## EXERCISE OBJECTIVE
Only the number is wanted: how many lines hold the word "acceleration"?

— BEGIN —

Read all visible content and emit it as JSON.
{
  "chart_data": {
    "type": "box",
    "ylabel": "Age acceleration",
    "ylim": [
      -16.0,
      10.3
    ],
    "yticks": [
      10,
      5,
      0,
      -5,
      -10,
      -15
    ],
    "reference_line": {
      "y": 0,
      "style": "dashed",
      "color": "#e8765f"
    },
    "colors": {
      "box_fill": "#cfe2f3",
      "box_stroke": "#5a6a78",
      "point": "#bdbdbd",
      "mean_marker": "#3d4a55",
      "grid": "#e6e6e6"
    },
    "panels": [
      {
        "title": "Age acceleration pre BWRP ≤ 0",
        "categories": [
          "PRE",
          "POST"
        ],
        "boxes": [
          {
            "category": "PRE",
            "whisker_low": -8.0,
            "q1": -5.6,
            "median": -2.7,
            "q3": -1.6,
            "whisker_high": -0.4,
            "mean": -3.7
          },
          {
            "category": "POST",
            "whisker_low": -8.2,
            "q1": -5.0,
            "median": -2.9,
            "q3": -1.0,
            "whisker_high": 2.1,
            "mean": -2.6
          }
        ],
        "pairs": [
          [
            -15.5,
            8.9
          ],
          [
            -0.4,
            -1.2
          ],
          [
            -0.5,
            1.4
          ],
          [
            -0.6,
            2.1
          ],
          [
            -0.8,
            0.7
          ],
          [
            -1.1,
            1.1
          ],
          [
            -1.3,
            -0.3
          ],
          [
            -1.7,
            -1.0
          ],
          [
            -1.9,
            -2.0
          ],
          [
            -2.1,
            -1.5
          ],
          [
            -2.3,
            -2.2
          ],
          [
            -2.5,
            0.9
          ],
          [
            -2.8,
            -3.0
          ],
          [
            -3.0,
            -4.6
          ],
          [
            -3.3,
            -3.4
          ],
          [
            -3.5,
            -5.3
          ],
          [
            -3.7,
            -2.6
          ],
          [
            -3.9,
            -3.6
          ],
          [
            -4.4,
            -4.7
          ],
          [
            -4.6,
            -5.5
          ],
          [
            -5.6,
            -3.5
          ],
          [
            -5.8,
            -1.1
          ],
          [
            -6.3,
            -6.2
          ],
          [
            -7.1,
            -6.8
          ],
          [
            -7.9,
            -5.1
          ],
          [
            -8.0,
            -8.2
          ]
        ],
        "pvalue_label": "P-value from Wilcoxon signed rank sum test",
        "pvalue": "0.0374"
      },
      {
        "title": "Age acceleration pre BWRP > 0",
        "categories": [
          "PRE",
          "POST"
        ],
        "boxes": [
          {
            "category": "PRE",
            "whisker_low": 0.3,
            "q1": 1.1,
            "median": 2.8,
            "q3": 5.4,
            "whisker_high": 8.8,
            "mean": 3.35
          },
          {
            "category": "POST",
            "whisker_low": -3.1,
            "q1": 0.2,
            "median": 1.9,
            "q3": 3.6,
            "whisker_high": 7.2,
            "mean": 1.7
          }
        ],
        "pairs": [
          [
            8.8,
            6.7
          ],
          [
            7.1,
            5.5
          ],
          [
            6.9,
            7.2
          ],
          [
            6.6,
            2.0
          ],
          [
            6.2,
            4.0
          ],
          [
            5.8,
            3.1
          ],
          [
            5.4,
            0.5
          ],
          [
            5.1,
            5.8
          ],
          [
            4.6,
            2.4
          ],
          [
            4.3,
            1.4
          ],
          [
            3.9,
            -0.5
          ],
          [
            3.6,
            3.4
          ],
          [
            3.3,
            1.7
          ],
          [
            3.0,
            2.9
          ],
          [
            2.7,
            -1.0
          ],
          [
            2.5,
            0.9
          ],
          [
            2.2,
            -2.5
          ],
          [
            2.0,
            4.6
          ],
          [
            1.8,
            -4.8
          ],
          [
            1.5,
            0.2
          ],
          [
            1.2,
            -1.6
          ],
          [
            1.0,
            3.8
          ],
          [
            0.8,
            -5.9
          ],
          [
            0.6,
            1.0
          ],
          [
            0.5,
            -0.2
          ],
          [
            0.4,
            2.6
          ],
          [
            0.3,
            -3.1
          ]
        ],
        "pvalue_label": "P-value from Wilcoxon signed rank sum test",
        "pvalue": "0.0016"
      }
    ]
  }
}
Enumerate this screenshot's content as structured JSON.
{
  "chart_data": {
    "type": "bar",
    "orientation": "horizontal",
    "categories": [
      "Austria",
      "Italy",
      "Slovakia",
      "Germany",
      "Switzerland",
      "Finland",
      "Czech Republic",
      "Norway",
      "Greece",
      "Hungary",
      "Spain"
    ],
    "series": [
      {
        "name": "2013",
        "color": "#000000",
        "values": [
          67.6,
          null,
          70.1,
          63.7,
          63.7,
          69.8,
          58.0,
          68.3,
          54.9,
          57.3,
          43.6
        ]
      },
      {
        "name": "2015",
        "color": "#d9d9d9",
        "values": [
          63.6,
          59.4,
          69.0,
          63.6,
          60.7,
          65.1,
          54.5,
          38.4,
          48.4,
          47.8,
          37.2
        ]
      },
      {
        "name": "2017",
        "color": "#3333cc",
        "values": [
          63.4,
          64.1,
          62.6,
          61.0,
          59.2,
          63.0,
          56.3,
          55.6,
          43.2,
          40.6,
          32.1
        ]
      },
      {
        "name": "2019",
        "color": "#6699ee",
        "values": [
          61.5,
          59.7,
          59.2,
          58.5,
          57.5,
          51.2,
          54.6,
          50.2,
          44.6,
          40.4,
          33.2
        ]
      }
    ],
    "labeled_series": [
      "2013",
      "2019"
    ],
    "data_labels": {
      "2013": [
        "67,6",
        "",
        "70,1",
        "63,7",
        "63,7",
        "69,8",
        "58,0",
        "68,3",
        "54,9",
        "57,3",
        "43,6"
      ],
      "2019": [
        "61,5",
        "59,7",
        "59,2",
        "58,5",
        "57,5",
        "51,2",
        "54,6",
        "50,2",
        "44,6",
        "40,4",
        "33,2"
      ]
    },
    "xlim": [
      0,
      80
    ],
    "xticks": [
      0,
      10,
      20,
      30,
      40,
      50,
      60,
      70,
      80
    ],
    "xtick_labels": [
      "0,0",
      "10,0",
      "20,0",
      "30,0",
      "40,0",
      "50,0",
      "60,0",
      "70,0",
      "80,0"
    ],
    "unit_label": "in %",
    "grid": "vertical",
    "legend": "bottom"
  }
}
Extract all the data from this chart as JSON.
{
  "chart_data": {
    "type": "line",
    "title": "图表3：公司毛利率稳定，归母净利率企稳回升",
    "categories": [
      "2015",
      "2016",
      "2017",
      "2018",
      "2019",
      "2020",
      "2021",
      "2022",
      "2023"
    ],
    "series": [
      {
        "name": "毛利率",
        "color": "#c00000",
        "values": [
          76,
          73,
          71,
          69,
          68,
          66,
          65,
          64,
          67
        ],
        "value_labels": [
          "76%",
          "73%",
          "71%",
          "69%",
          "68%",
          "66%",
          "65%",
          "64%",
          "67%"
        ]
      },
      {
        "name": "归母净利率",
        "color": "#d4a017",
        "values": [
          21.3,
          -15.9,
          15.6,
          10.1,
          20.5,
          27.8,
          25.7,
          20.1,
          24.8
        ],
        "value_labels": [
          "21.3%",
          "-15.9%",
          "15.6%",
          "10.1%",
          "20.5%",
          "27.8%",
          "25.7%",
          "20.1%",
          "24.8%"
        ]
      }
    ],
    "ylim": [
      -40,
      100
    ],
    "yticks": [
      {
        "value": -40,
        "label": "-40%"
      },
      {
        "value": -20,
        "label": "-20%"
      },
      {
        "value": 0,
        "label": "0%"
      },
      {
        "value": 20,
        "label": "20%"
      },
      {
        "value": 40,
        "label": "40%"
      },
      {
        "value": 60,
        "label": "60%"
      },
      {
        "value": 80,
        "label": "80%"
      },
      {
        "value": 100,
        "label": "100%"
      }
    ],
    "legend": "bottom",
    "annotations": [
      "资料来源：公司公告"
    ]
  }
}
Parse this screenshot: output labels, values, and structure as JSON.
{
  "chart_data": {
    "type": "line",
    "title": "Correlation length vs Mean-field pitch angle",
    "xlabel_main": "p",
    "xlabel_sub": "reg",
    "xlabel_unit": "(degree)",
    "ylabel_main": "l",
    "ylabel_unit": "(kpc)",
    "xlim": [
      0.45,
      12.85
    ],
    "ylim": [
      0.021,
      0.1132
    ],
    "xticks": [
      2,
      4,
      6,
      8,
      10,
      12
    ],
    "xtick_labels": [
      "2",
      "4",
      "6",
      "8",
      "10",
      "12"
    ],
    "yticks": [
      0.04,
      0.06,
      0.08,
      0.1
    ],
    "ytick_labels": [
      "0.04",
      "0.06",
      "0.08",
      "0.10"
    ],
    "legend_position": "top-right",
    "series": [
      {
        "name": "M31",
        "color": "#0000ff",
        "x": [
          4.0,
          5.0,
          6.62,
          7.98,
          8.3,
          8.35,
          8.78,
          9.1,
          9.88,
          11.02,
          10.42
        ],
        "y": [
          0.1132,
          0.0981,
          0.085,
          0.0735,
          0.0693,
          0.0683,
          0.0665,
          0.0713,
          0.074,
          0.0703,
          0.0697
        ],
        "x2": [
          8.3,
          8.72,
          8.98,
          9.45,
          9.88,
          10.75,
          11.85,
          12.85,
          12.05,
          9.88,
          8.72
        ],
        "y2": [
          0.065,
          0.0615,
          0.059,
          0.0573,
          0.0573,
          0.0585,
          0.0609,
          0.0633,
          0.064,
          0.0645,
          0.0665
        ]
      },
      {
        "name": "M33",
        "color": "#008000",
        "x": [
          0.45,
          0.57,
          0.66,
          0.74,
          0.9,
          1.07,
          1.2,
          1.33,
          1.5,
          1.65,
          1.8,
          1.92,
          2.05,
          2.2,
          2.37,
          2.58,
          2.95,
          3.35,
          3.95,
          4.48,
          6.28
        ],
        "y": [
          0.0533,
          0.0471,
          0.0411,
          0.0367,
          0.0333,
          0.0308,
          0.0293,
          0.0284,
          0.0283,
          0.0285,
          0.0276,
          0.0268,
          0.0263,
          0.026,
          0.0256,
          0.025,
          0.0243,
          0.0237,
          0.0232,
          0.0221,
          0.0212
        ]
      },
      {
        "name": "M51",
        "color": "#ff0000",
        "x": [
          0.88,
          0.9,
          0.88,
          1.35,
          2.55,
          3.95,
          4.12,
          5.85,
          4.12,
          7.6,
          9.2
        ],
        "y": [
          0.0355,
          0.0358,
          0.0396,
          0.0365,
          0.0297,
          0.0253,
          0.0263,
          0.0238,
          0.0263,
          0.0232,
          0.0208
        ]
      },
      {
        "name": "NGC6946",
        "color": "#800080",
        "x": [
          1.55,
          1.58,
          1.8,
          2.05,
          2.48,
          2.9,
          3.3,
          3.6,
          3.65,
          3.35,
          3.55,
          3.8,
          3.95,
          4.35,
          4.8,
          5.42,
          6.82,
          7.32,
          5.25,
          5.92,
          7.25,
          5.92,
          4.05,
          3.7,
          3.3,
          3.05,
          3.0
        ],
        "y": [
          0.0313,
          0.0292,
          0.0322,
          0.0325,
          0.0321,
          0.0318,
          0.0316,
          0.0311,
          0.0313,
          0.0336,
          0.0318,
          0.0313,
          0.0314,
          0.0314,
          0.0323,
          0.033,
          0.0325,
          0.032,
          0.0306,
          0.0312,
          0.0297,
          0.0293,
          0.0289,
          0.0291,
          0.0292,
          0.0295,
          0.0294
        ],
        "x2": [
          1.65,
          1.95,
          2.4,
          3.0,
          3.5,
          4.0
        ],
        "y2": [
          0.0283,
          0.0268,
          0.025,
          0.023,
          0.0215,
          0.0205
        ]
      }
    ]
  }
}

— END —

## WORKED SOLUTION
3